WHAT THIS TASK INVOLVES:
Return only the number of lines that hold "point".

RECORDS SHOWN:

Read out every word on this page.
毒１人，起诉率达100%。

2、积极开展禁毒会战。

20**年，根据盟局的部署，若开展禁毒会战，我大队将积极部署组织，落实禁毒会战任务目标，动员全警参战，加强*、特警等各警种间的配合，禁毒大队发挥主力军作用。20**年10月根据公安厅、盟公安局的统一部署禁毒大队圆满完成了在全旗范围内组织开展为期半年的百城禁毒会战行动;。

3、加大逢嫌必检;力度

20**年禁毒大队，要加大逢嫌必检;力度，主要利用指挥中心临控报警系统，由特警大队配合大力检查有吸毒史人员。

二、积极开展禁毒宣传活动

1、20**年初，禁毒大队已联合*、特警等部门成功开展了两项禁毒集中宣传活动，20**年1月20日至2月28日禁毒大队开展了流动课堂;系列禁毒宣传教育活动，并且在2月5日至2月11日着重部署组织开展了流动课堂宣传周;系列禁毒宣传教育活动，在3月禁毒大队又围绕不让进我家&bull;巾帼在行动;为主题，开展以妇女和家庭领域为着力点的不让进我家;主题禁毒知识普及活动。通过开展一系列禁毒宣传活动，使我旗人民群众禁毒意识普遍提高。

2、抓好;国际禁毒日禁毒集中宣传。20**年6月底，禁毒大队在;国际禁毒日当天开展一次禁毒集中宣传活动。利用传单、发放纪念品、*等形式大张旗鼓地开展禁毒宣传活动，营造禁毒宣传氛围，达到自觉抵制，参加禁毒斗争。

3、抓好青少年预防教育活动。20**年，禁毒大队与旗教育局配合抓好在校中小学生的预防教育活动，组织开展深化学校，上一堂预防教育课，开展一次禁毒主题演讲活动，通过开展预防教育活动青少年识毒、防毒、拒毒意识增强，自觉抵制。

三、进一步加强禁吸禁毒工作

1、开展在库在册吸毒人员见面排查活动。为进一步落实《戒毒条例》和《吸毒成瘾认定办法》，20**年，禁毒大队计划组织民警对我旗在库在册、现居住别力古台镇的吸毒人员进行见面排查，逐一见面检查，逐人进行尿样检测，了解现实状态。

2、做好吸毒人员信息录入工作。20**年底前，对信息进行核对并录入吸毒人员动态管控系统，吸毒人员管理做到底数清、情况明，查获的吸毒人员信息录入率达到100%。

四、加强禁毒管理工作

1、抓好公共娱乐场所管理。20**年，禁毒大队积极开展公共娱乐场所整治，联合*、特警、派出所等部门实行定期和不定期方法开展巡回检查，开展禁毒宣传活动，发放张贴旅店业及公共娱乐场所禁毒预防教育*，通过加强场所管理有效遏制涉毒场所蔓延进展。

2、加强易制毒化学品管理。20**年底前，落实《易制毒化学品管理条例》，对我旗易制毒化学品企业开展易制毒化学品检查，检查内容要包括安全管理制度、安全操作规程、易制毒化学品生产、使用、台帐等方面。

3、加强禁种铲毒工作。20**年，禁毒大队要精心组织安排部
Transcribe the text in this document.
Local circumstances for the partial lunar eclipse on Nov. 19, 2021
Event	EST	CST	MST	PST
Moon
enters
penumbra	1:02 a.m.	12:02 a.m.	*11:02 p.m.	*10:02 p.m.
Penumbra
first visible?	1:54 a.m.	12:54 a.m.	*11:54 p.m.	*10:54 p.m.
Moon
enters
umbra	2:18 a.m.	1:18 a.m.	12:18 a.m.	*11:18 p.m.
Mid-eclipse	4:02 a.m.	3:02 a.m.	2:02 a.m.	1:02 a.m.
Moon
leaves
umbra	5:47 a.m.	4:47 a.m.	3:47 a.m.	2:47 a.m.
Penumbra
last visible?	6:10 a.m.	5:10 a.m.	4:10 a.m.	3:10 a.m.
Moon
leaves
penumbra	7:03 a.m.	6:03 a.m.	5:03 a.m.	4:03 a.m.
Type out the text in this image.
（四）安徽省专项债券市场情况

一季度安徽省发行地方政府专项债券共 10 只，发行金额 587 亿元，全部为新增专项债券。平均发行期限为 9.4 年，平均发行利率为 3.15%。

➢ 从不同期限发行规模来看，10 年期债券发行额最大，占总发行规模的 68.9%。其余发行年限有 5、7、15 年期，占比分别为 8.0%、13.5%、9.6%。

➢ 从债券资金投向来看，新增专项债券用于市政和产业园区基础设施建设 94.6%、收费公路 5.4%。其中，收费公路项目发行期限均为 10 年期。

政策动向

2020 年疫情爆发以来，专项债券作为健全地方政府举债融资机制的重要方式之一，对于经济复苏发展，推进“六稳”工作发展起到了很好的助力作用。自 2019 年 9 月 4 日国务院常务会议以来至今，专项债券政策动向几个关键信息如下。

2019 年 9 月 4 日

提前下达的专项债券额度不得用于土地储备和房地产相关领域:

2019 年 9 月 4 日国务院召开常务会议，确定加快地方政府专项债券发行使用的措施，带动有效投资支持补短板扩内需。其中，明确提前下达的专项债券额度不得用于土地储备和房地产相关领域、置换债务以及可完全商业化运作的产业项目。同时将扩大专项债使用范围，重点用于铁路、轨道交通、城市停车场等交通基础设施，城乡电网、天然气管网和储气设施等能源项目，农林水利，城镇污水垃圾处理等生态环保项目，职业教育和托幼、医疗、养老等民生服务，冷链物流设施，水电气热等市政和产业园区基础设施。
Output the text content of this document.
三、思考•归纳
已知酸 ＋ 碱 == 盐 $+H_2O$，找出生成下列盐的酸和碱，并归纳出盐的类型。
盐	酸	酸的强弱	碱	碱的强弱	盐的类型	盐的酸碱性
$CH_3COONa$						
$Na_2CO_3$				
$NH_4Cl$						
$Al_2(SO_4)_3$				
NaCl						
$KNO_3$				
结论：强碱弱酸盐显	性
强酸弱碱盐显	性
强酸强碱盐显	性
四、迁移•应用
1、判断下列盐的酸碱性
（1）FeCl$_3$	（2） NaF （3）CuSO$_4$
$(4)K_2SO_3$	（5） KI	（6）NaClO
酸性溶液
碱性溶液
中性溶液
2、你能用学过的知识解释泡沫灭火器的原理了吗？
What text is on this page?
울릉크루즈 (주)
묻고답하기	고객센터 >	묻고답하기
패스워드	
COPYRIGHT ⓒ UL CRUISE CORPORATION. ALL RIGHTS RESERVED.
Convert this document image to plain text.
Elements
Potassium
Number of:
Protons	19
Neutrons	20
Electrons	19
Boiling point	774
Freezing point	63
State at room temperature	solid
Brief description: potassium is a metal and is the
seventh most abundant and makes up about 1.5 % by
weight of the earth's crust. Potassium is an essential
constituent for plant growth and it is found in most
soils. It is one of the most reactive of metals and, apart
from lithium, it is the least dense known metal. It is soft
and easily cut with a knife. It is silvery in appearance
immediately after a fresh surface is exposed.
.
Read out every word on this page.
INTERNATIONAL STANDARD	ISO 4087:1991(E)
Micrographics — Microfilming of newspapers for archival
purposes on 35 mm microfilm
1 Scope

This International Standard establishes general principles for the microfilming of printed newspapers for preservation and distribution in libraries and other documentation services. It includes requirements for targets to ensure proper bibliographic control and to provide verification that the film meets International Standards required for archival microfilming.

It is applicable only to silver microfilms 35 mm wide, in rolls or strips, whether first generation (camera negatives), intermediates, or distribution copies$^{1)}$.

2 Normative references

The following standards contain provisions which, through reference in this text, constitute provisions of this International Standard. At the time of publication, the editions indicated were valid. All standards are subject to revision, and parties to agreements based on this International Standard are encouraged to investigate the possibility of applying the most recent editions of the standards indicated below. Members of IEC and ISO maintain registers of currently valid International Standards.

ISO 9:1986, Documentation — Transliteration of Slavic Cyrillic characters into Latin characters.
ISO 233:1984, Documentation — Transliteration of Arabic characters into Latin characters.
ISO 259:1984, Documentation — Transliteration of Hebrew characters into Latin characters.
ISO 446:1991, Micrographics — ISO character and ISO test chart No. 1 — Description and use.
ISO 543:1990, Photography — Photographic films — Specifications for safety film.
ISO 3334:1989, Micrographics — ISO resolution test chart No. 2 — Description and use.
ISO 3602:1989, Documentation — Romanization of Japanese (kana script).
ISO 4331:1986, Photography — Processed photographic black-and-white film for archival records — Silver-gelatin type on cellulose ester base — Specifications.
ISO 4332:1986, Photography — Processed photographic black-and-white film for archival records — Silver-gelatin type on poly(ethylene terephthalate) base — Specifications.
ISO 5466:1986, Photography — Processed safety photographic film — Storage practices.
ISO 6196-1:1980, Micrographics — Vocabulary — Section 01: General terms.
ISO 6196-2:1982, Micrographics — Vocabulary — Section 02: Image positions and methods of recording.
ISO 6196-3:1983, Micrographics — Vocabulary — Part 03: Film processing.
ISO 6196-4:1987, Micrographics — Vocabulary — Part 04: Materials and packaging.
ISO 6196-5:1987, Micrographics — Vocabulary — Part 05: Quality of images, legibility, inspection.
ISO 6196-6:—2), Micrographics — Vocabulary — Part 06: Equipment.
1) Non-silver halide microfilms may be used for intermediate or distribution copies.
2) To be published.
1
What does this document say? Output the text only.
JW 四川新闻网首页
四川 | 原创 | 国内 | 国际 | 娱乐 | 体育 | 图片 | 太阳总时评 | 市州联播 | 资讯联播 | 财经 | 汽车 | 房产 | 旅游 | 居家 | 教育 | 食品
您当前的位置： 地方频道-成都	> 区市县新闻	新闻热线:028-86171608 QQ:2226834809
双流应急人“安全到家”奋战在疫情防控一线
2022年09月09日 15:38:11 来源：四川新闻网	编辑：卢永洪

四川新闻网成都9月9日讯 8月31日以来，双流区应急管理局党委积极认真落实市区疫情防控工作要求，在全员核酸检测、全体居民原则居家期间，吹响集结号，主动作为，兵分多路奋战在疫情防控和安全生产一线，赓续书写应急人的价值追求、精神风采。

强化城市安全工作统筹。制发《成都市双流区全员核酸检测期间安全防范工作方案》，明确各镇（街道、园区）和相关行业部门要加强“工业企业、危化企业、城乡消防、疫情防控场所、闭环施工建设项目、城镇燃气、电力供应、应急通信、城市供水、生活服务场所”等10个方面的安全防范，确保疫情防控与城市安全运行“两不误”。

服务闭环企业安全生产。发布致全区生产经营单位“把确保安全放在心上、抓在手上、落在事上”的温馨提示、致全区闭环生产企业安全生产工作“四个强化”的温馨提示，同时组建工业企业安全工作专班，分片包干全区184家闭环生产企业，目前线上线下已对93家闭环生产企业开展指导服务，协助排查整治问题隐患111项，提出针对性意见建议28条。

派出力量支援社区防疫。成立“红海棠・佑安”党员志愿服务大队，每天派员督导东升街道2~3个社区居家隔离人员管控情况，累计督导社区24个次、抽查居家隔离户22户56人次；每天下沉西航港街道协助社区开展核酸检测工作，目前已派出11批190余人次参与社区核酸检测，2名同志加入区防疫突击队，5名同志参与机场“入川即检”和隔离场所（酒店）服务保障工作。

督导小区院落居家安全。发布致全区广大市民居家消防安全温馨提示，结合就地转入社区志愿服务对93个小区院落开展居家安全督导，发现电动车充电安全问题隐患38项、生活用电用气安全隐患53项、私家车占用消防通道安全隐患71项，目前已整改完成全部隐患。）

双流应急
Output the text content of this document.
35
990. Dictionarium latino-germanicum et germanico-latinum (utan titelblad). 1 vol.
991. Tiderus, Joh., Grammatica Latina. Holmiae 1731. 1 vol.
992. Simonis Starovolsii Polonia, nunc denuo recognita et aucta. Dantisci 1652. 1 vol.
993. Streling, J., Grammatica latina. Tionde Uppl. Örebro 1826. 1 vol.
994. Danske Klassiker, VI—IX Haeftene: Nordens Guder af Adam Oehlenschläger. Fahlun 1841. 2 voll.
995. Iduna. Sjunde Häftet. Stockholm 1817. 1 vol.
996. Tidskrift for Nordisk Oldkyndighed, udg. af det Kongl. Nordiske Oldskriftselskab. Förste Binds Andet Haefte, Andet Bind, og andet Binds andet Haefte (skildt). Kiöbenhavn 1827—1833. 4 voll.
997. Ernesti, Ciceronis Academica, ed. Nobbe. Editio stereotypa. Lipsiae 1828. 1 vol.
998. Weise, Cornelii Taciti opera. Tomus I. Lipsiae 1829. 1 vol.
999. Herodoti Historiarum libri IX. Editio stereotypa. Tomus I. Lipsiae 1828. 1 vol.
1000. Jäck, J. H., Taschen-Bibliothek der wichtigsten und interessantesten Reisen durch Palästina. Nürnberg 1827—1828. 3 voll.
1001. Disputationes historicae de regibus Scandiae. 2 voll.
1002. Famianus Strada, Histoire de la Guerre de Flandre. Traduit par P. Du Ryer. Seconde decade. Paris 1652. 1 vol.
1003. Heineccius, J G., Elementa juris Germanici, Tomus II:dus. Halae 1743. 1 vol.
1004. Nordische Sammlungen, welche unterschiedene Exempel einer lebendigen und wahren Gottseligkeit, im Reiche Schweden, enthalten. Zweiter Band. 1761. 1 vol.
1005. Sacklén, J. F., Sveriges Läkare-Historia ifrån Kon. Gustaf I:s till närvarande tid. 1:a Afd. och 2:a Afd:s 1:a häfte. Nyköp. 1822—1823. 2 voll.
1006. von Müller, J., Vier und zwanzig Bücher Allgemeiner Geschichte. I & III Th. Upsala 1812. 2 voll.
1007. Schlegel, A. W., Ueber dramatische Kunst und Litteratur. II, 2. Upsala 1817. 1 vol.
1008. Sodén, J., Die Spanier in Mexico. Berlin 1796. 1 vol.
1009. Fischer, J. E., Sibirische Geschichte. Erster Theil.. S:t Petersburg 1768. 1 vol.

SOLVED PROBLEM:
2